Task → Please transcribe the listing below in full and word for word, without its pictures.

Input data →
==========
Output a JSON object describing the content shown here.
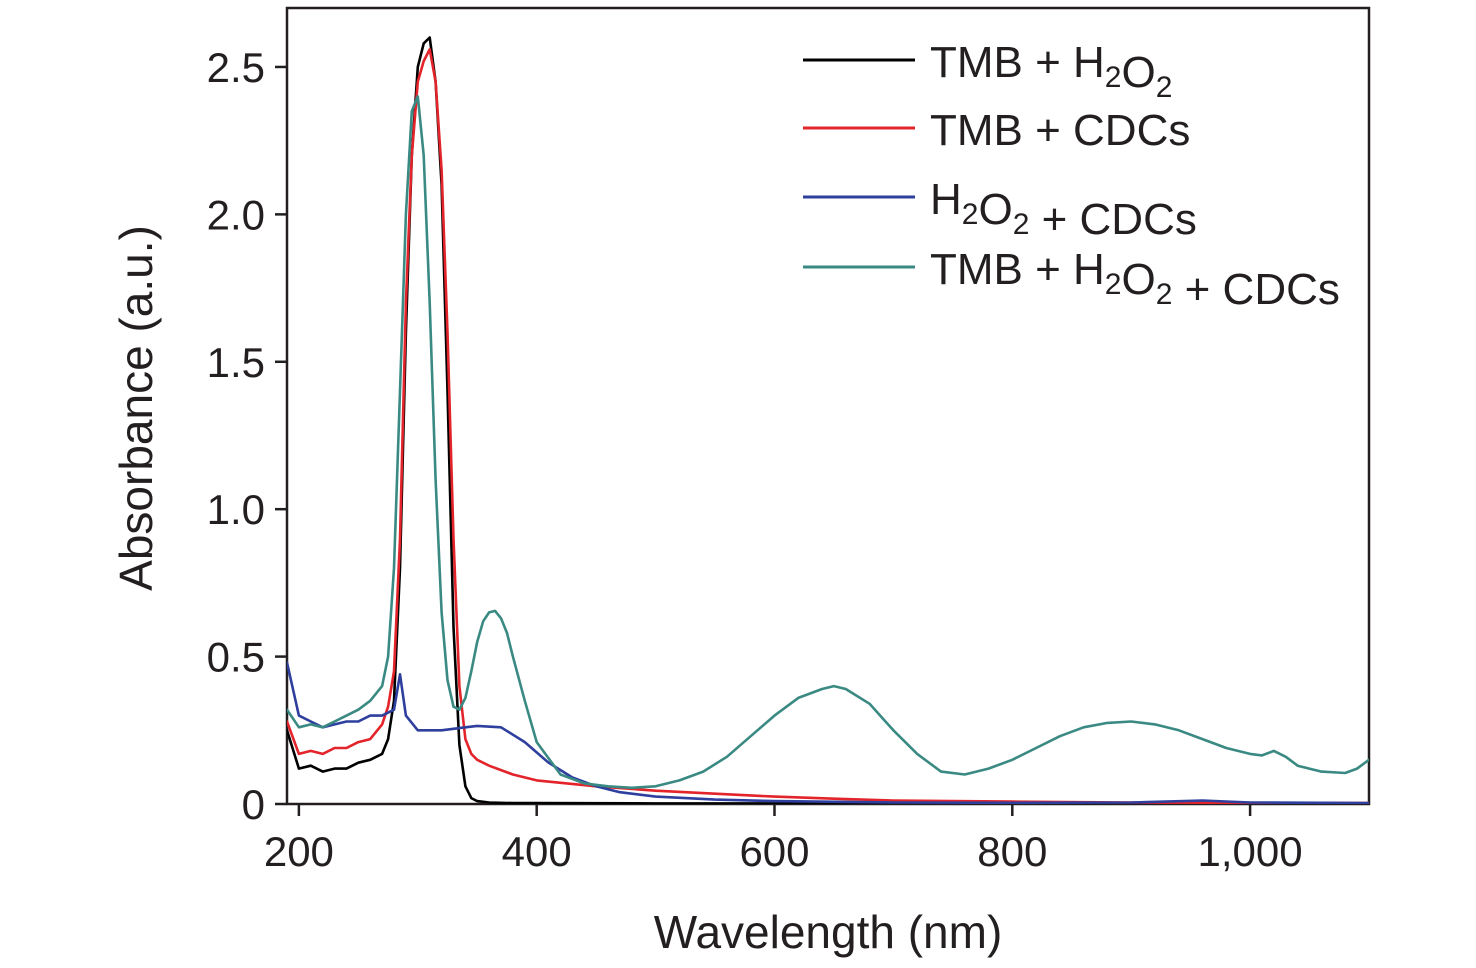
{
  "chart_data": {
    "type": "line",
    "xlabel": "Wavelength (nm)",
    "ylabel": "Absorbance (a.u.)",
    "xlim": [
      190,
      1100
    ],
    "ylim": [
      0,
      2.7
    ],
    "x_ticks": [
      200,
      400,
      600,
      800,
      1000
    ],
    "x_tick_labels": [
      "200",
      "400",
      "600",
      "800",
      "1,000"
    ],
    "y_ticks": [
      0,
      0.5,
      1.0,
      1.5,
      2.0,
      2.5
    ],
    "y_tick_labels": [
      "0",
      "0.5",
      "1.0",
      "1.5",
      "2.0",
      "2.5"
    ],
    "grid": false,
    "legend_position": "top-right",
    "series": [
      {
        "name": "TMB + H2O2",
        "legend": {
          "base": "TMB + H",
          "sub1": "2",
          "mid": "O",
          "sub2": "2",
          "tail": ""
        },
        "color": "#000000",
        "x": [
          190,
          200,
          210,
          220,
          230,
          240,
          250,
          260,
          270,
          275,
          280,
          285,
          290,
          295,
          300,
          305,
          310,
          315,
          320,
          325,
          330,
          335,
          340,
          345,
          350,
          360,
          380,
          400,
          500,
          600,
          700,
          800,
          900,
          1000,
          1100
        ],
        "y": [
          0.25,
          0.12,
          0.13,
          0.11,
          0.12,
          0.12,
          0.14,
          0.15,
          0.17,
          0.22,
          0.35,
          0.8,
          1.6,
          2.2,
          2.5,
          2.58,
          2.6,
          2.45,
          2.1,
          1.4,
          0.6,
          0.2,
          0.06,
          0.02,
          0.01,
          0.005,
          0.003,
          0.003,
          0.002,
          0.002,
          0.002,
          0.002,
          0.002,
          0.002,
          0.002
        ]
      },
      {
        "name": "TMB + CDCs",
        "legend": {
          "base": "TMB + CDCs",
          "sub1": "",
          "mid": "",
          "sub2": "",
          "tail": ""
        },
        "color": "#e3242b",
        "x": [
          190,
          200,
          210,
          220,
          230,
          240,
          250,
          260,
          270,
          275,
          280,
          285,
          290,
          295,
          300,
          305,
          310,
          315,
          320,
          325,
          330,
          335,
          340,
          345,
          350,
          360,
          380,
          400,
          450,
          500,
          550,
          600,
          650,
          700,
          800,
          900,
          1000,
          1100
        ],
        "y": [
          0.28,
          0.17,
          0.18,
          0.17,
          0.19,
          0.19,
          0.21,
          0.22,
          0.27,
          0.33,
          0.45,
          0.9,
          1.7,
          2.2,
          2.45,
          2.52,
          2.56,
          2.45,
          2.15,
          1.6,
          0.9,
          0.4,
          0.22,
          0.17,
          0.15,
          0.13,
          0.1,
          0.08,
          0.06,
          0.045,
          0.035,
          0.025,
          0.018,
          0.012,
          0.008,
          0.005,
          0.004,
          0.003
        ]
      },
      {
        "name": "H2O2 + CDCs",
        "legend": {
          "base": "H",
          "sub1": "2",
          "mid": "O",
          "sub2": "2",
          "tail": " + CDCs"
        },
        "color": "#2e3f9e",
        "x": [
          190,
          200,
          210,
          220,
          230,
          240,
          250,
          260,
          270,
          280,
          285,
          290,
          300,
          320,
          340,
          350,
          370,
          390,
          410,
          430,
          450,
          470,
          500,
          550,
          600,
          700,
          800,
          900,
          960,
          1000,
          1100
        ],
        "y": [
          0.48,
          0.3,
          0.28,
          0.26,
          0.27,
          0.28,
          0.28,
          0.3,
          0.3,
          0.32,
          0.44,
          0.3,
          0.25,
          0.25,
          0.26,
          0.265,
          0.26,
          0.21,
          0.14,
          0.09,
          0.06,
          0.04,
          0.025,
          0.015,
          0.01,
          0.005,
          0.004,
          0.005,
          0.012,
          0.005,
          0.003
        ]
      },
      {
        "name": "TMB + H2O2 + CDCs",
        "legend": {
          "base": "TMB + H",
          "sub1": "2",
          "mid": "O",
          "sub2": "2",
          "tail": " + CDCs"
        },
        "color": "#3a8a83",
        "x": [
          190,
          200,
          210,
          220,
          230,
          240,
          250,
          260,
          270,
          275,
          280,
          285,
          290,
          295,
          300,
          305,
          310,
          315,
          320,
          325,
          330,
          335,
          340,
          345,
          350,
          355,
          360,
          365,
          370,
          375,
          380,
          390,
          400,
          420,
          440,
          460,
          480,
          500,
          520,
          540,
          560,
          580,
          600,
          620,
          640,
          650,
          660,
          680,
          700,
          720,
          740,
          760,
          780,
          800,
          820,
          840,
          860,
          880,
          900,
          920,
          940,
          960,
          980,
          1000,
          1010,
          1020,
          1030,
          1040,
          1060,
          1080,
          1090,
          1100
        ],
        "y": [
          0.32,
          0.26,
          0.27,
          0.26,
          0.28,
          0.3,
          0.32,
          0.35,
          0.4,
          0.5,
          0.8,
          1.4,
          2.0,
          2.35,
          2.4,
          2.2,
          1.7,
          1.1,
          0.65,
          0.42,
          0.33,
          0.32,
          0.36,
          0.45,
          0.55,
          0.62,
          0.65,
          0.655,
          0.63,
          0.58,
          0.5,
          0.35,
          0.21,
          0.1,
          0.07,
          0.06,
          0.055,
          0.06,
          0.08,
          0.11,
          0.16,
          0.23,
          0.3,
          0.36,
          0.39,
          0.4,
          0.39,
          0.34,
          0.25,
          0.17,
          0.11,
          0.1,
          0.12,
          0.15,
          0.19,
          0.23,
          0.26,
          0.275,
          0.28,
          0.27,
          0.25,
          0.22,
          0.19,
          0.17,
          0.165,
          0.18,
          0.16,
          0.13,
          0.11,
          0.105,
          0.12,
          0.15
        ]
      }
    ]
  }
}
==========
Reply →
Output a JSON object describing the content shown here.
{
  "chart_data": {
    "type": "line",
    "xlabel": "Wavelength (nm)",
    "ylabel": "Absorbance (a.u.)",
    "xlim": [
      190,
      1100
    ],
    "ylim": [
      0,
      2.7
    ],
    "x_ticks": [
      200,
      400,
      600,
      800,
      1000
    ],
    "x_tick_labels": [
      "200",
      "400",
      "600",
      "800",
      "1,000"
    ],
    "y_ticks": [
      0,
      0.5,
      1.0,
      1.5,
      2.0,
      2.5
    ],
    "y_tick_labels": [
      "0",
      "0.5",
      "1.0",
      "1.5",
      "2.0",
      "2.5"
    ],
    "grid": false,
    "legend_position": "top-right",
    "series": [
      {
        "name": "TMB + H2O2",
        "legend": {
          "base": "TMB + H",
          "sub1": "2",
          "mid": "O",
          "sub2": "2",
          "tail": ""
        },
        "color": "#000000",
        "x": [
          190,
          200,
          210,
          220,
          230,
          240,
          250,
          260,
          270,
          275,
          280,
          285,
          290,
          295,
          300,
          305,
          310,
          315,
          320,
          325,
          330,
          335,
          340,
          345,
          350,
          360,
          380,
          400,
          500,
          600,
          700,
          800,
          900,
          1000,
          1100
        ],
        "y": [
          0.25,
          0.12,
          0.13,
          0.11,
          0.12,
          0.12,
          0.14,
          0.15,
          0.17,
          0.22,
          0.35,
          0.8,
          1.6,
          2.2,
          2.5,
          2.58,
          2.6,
          2.45,
          2.1,
          1.4,
          0.6,
          0.2,
          0.06,
          0.02,
          0.01,
          0.005,
          0.003,
          0.003,
          0.002,
          0.002,
          0.002,
          0.002,
          0.002,
          0.002,
          0.002
        ]
      },
      {
        "name": "TMB + CDCs",
        "legend": {
          "base": "TMB + CDCs",
          "sub1": "",
          "mid": "",
          "sub2": "",
          "tail": ""
        },
        "color": "#e3242b",
        "x": [
          190,
          200,
          210,
          220,
          230,
          240,
          250,
          260,
          270,
          275,
          280,
          285,
          290,
          295,
          300,
          305,
          310,
          315,
          320,
          325,
          330,
          335,
          340,
          345,
          350,
          360,
          380,
          400,
          450,
          500,
          550,
          600,
          650,
          700,
          800,
          900,
          1000,
          1100
        ],
        "y": [
          0.28,
          0.17,
          0.18,
          0.17,
          0.19,
          0.19,
          0.21,
          0.22,
          0.27,
          0.33,
          0.45,
          0.9,
          1.7,
          2.2,
          2.45,
          2.52,
          2.56,
          2.45,
          2.15,
          1.6,
          0.9,
          0.4,
          0.22,
          0.17,
          0.15,
          0.13,
          0.1,
          0.08,
          0.06,
          0.045,
          0.035,
          0.025,
          0.018,
          0.012,
          0.008,
          0.005,
          0.004,
          0.003
        ]
      },
      {
        "name": "H2O2 + CDCs",
        "legend": {
          "base": "H",
          "sub1": "2",
          "mid": "O",
          "sub2": "2",
          "tail": " + CDCs"
        },
        "color": "#2e3f9e",
        "x": [
          190,
          200,
          210,
          220,
          230,
          240,
          250,
          260,
          270,
          280,
          285,
          290,
          300,
          320,
          340,
          350,
          370,
          390,
          410,
          430,
          450,
          470,
          500,
          550,
          600,
          700,
          800,
          900,
          960,
          1000,
          1100
        ],
        "y": [
          0.48,
          0.3,
          0.28,
          0.26,
          0.27,
          0.28,
          0.28,
          0.3,
          0.3,
          0.32,
          0.44,
          0.3,
          0.25,
          0.25,
          0.26,
          0.265,
          0.26,
          0.21,
          0.14,
          0.09,
          0.06,
          0.04,
          0.025,
          0.015,
          0.01,
          0.005,
          0.004,
          0.005,
          0.012,
          0.005,
          0.003
        ]
      },
      {
        "name": "TMB + H2O2 + CDCs",
        "legend": {
          "base": "TMB + H",
          "sub1": "2",
          "mid": "O",
          "sub2": "2",
          "tail": " + CDCs"
        },
        "color": "#3a8a83",
        "x": [
          190,
          200,
          210,
          220,
          230,
          240,
          250,
          260,
          270,
          275,
          280,
          285,
          290,
          295,
          300,
          305,
          310,
          315,
          320,
          325,
          330,
          335,
          340,
          345,
          350,
          355,
          360,
          365,
          370,
          375,
          380,
          390,
          400,
          420,
          440,
          460,
          480,
          500,
          520,
          540,
          560,
          580,
          600,
          620,
          640,
          650,
          660,
          680,
          700,
          720,
          740,
          760,
          780,
          800,
          820,
          840,
          860,
          880,
          900,
          920,
          940,
          960,
          980,
          1000,
          1010,
          1020,
          1030,
          1040,
          1060,
          1080,
          1090,
          1100
        ],
        "y": [
          0.32,
          0.26,
          0.27,
          0.26,
          0.28,
          0.3,
          0.32,
          0.35,
          0.4,
          0.5,
          0.8,
          1.4,
          2.0,
          2.35,
          2.4,
          2.2,
          1.7,
          1.1,
          0.65,
          0.42,
          0.33,
          0.32,
          0.36,
          0.45,
          0.55,
          0.62,
          0.65,
          0.655,
          0.63,
          0.58,
          0.5,
          0.35,
          0.21,
          0.1,
          0.07,
          0.06,
          0.055,
          0.06,
          0.08,
          0.11,
          0.16,
          0.23,
          0.3,
          0.36,
          0.39,
          0.4,
          0.39,
          0.34,
          0.25,
          0.17,
          0.11,
          0.1,
          0.12,
          0.15,
          0.19,
          0.23,
          0.26,
          0.275,
          0.28,
          0.27,
          0.25,
          0.22,
          0.19,
          0.17,
          0.165,
          0.18,
          0.16,
          0.13,
          0.11,
          0.105,
          0.12,
          0.15
        ]
      }
    ]
  }
}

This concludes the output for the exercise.